Required action →
Copy down the listing below exactly. Do not include pictures.

════════

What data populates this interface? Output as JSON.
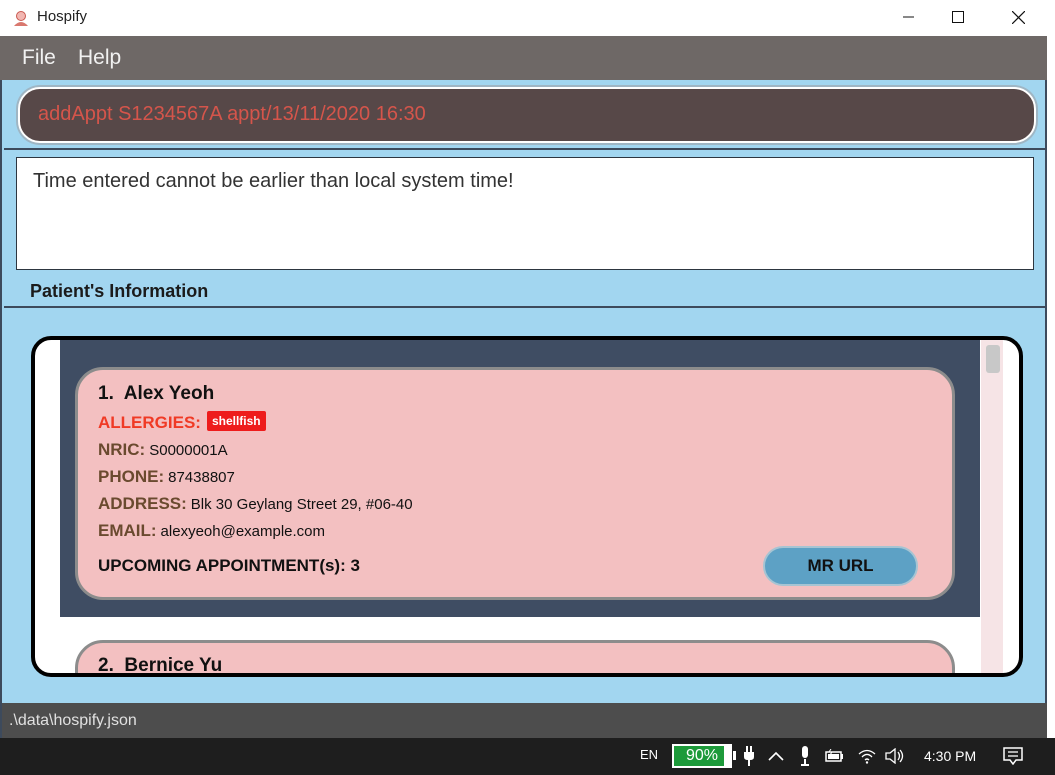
{
  "window": {
    "title": "Hospify",
    "icons": {
      "app": "hospify-logo-icon",
      "minimize": "minimize-icon",
      "maximize": "maximize-icon",
      "close": "close-icon"
    }
  },
  "menu": {
    "file": "File",
    "help": "Help"
  },
  "command": {
    "value": "addAppt S1234567A appt/13/11/2020 16:30"
  },
  "result": {
    "message": "Time entered cannot be earlier than local system time!"
  },
  "panel": {
    "title": "Patient's Information"
  },
  "patients": [
    {
      "index": "1.",
      "name": "Alex Yeoh",
      "allergies_label": "ALLERGIES:",
      "allergies": [
        "shellfish"
      ],
      "nric_label": "NRIC:",
      "nric": "S0000001A",
      "phone_label": "PHONE:",
      "phone": "87438807",
      "address_label": "ADDRESS:",
      "address": "Blk 30 Geylang Street 29, #06-40",
      "email_label": "EMAIL:",
      "email": "alexyeoh@example.com",
      "upcoming": "UPCOMING APPOINTMENT(s): 3",
      "mr_button": "MR URL"
    },
    {
      "index": "2.",
      "name": "Bernice Yu"
    }
  ],
  "status": {
    "path": ".\\data\\hospify.json"
  },
  "taskbar": {
    "language": "EN",
    "battery_level": 0.9,
    "battery": "90%",
    "time": "4:30 PM",
    "icons": [
      "power-plug-icon",
      "chevron-up-icon",
      "microphone-icon",
      "battery-charging-icon",
      "wifi-icon",
      "speaker-icon",
      "notification-icon"
    ]
  },
  "colors": {
    "background": "#a2d6f0",
    "menubar": "#6e6866",
    "command_box": "#574848",
    "command_text": "#d5554b",
    "card": "#f3c0c1",
    "allergy_tag": "#ee1c1c",
    "mr_button": "#5da1c5",
    "list_inner": "#3f4d63"
  }
}
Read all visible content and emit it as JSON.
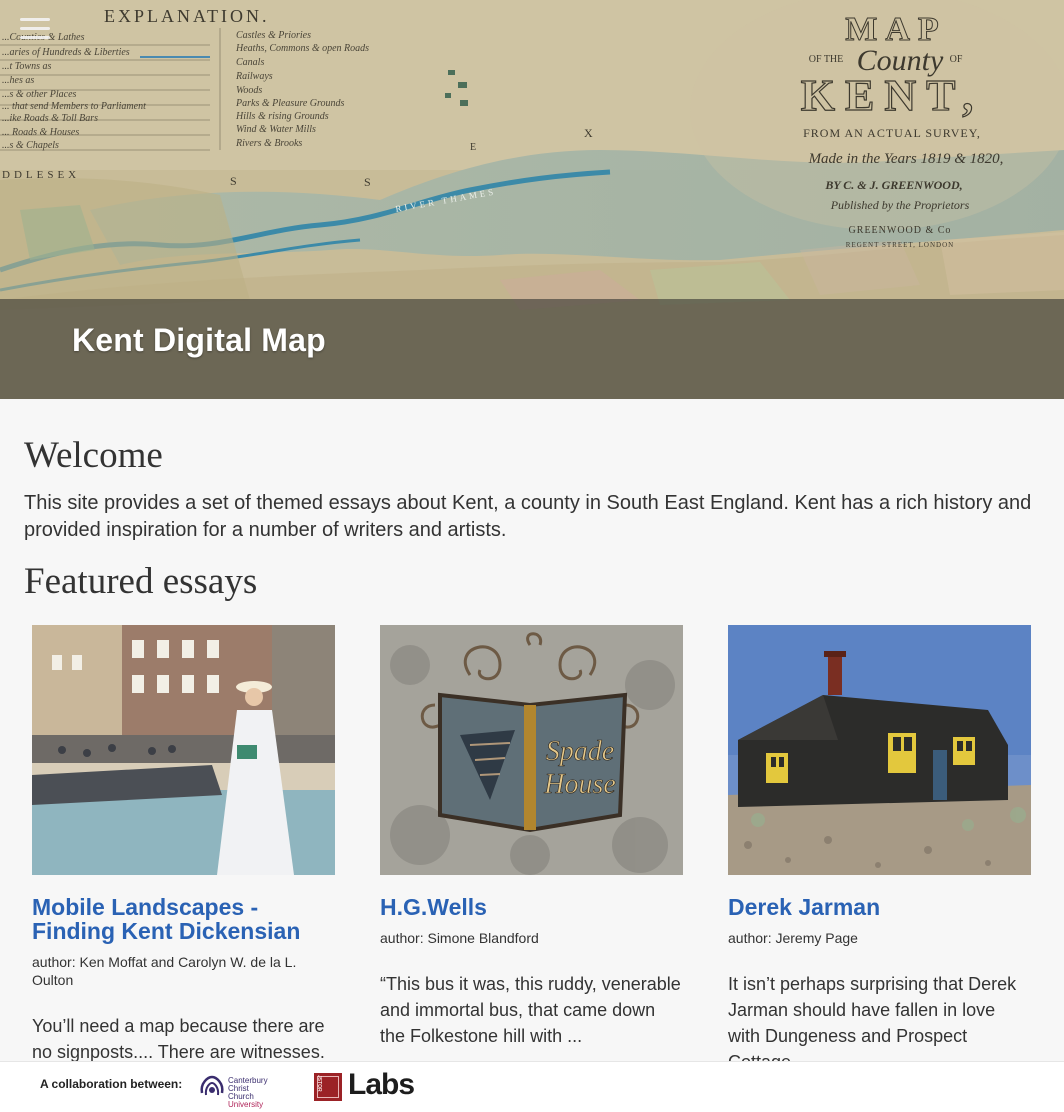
{
  "header": {
    "site_title": "Kent Digital Map",
    "menu_icon": "hamburger-icon"
  },
  "map_art": {
    "explanation_heading": "EXPLANATION.",
    "legend_right": [
      "Castles & Priories",
      "Heaths, Commons & open Roads",
      "Canals",
      "Railways",
      "Woods",
      "Parks & Pleasure Grounds",
      "Hills & rising Grounds",
      "Wind & Water Mills",
      "Rivers & Brooks"
    ],
    "legend_left": [
      "...Counties & Lathes",
      "...aries of Hundreds & Liberties",
      "...t Towns as",
      "...hes as",
      "...s & other Places",
      "... that send Members to Parliament",
      "...ike Roads & Toll Bars",
      "... Roads & Houses",
      "...s & Chapels"
    ],
    "cartouche": {
      "line1": "MAP",
      "line2": "OF THE",
      "line3": "County",
      "line4": "OF",
      "line5": "KENT,",
      "line6": "FROM AN ACTUAL SURVEY,",
      "line7": "Made in the Years 1819 & 1820,",
      "line8": "BY C. & J. GREENWOOD,",
      "line9": "Published by the Proprietors",
      "line10": "GREENWOOD & Co",
      "line11": "REGENT STREET, LONDON"
    },
    "river_label": "RIVER THAMES",
    "place_fragment": "DDLESEX",
    "letters": [
      "S",
      "S",
      "X",
      "E"
    ]
  },
  "main": {
    "welcome_heading": "Welcome",
    "intro": "This site provides a set of themed essays about Kent, a county in South East England. Kent has a rich history and provided inspiration for a number of writers and artists.",
    "featured_heading": "Featured essays"
  },
  "essays": [
    {
      "title": "Mobile Landscapes - Finding Kent Dickensian",
      "author": "author: Ken Moffat and Carolyn W. de la L. Oulton",
      "excerpt": "You’ll need a map because there are no signposts.... There are witnesses."
    },
    {
      "title": "H.G.Wells",
      "author": "author: Simone Blandford",
      "excerpt": "“This bus it was, this ruddy, venerable and immortal bus, that came down the Folkestone hill with ..."
    },
    {
      "title": "Derek Jarman",
      "author": "author: Jeremy Page",
      "excerpt": "It isn’t perhaps surprising that Derek Jarman should have fallen in love with Dungeness and Prospect Cottage..."
    }
  ],
  "thumb_sign": {
    "line1": "Spade",
    "line2": "House"
  },
  "footer": {
    "collab_label": "A collaboration between:",
    "partner1_line1": "Canterbury",
    "partner1_line2": "Christ Church",
    "partner1_line3": "University",
    "partner2_small": "JSTOR",
    "partner2_big": "Labs"
  },
  "colors": {
    "link": "#2a62b4",
    "title_band": "#37372f",
    "page_bg": "#f7f7f7"
  }
}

════════

Response to the exercise →
What data populates this interface? Output as JSON.
{
  "window": {
    "title": "Hospify",
    "icons": {
      "app": "hospify-logo-icon",
      "minimize": "minimize-icon",
      "maximize": "maximize-icon",
      "close": "close-icon"
    }
  },
  "menu": {
    "file": "File",
    "help": "Help"
  },
  "command": {
    "value": "addAppt S1234567A appt/13/11/2020 16:30"
  },
  "result": {
    "message": "Time entered cannot be earlier than local system time!"
  },
  "panel": {
    "title": "Patient's Information"
  },
  "patients": [
    {
      "index": "1.",
      "name": "Alex Yeoh",
      "allergies_label": "ALLERGIES:",
      "allergies": [
        "shellfish"
      ],
      "nric_label": "NRIC:",
      "nric": "S0000001A",
      "phone_label": "PHONE:",
      "phone": "87438807",
      "address_label": "ADDRESS:",
      "address": "Blk 30 Geylang Street 29, #06-40",
      "email_label": "EMAIL:",
      "email": "alexyeoh@example.com",
      "upcoming": "UPCOMING APPOINTMENT(s): 3",
      "mr_button": "MR URL"
    },
    {
      "index": "2.",
      "name": "Bernice Yu"
    }
  ],
  "status": {
    "path": ".\\data\\hospify.json"
  },
  "taskbar": {
    "language": "EN",
    "battery_level": 0.9,
    "battery": "90%",
    "time": "4:30 PM",
    "icons": [
      "power-plug-icon",
      "chevron-up-icon",
      "microphone-icon",
      "battery-charging-icon",
      "wifi-icon",
      "speaker-icon",
      "notification-icon"
    ]
  },
  "colors": {
    "background": "#a2d6f0",
    "menubar": "#6e6866",
    "command_box": "#574848",
    "command_text": "#d5554b",
    "card": "#f3c0c1",
    "allergy_tag": "#ee1c1c",
    "mr_button": "#5da1c5",
    "list_inner": "#3f4d63"
  }
}
Read all visible content and emit it as JSON.
{
  "header": {
    "site_title": "Kent Digital Map",
    "menu_icon": "hamburger-icon"
  },
  "map_art": {
    "explanation_heading": "EXPLANATION.",
    "legend_right": [
      "Castles & Priories",
      "Heaths, Commons & open Roads",
      "Canals",
      "Railways",
      "Woods",
      "Parks & Pleasure Grounds",
      "Hills & rising Grounds",
      "Wind & Water Mills",
      "Rivers & Brooks"
    ],
    "legend_left": [
      "...Counties & Lathes",
      "...aries of Hundreds & Liberties",
      "...t Towns as",
      "...hes as",
      "...s & other Places",
      "... that send Members to Parliament",
      "...ike Roads & Toll Bars",
      "... Roads & Houses",
      "...s & Chapels"
    ],
    "cartouche": {
      "line1": "MAP",
      "line2": "OF THE",
      "line3": "County",
      "line4": "OF",
      "line5": "KENT,",
      "line6": "FROM AN ACTUAL SURVEY,",
      "line7": "Made in the Years 1819 & 1820,",
      "line8": "BY C. & J. GREENWOOD,",
      "line9": "Published by the Proprietors",
      "line10": "GREENWOOD & Co",
      "line11": "REGENT STREET, LONDON"
    },
    "river_label": "RIVER THAMES",
    "place_fragment": "DDLESEX",
    "letters": [
      "S",
      "S",
      "X",
      "E"
    ]
  },
  "main": {
    "welcome_heading": "Welcome",
    "intro": "This site provides a set of themed essays about Kent, a county in South East England. Kent has a rich history and provided inspiration for a number of writers and artists.",
    "featured_heading": "Featured essays"
  },
  "essays": [
    {
      "title": "Mobile Landscapes - Finding Kent Dickensian",
      "author": "author: Ken Moffat and Carolyn W. de la L. Oulton",
      "excerpt": "You’ll need a map because there are no signposts.... There are witnesses."
    },
    {
      "title": "H.G.Wells",
      "author": "author: Simone Blandford",
      "excerpt": "“This bus it was, this ruddy, venerable and immortal bus, that came down the Folkestone hill with ..."
    },
    {
      "title": "Derek Jarman",
      "author": "author: Jeremy Page",
      "excerpt": "It isn’t perhaps surprising that Derek Jarman should have fallen in love with Dungeness and Prospect Cottage..."
    }
  ],
  "thumb_sign": {
    "line1": "Spade",
    "line2": "House"
  },
  "footer": {
    "collab_label": "A collaboration between:",
    "partner1_line1": "Canterbury",
    "partner1_line2": "Christ Church",
    "partner1_line3": "University",
    "partner2_small": "JSTOR",
    "partner2_big": "Labs"
  },
  "colors": {
    "link": "#2a62b4",
    "title_band": "#37372f",
    "page_bg": "#f7f7f7"
  }
}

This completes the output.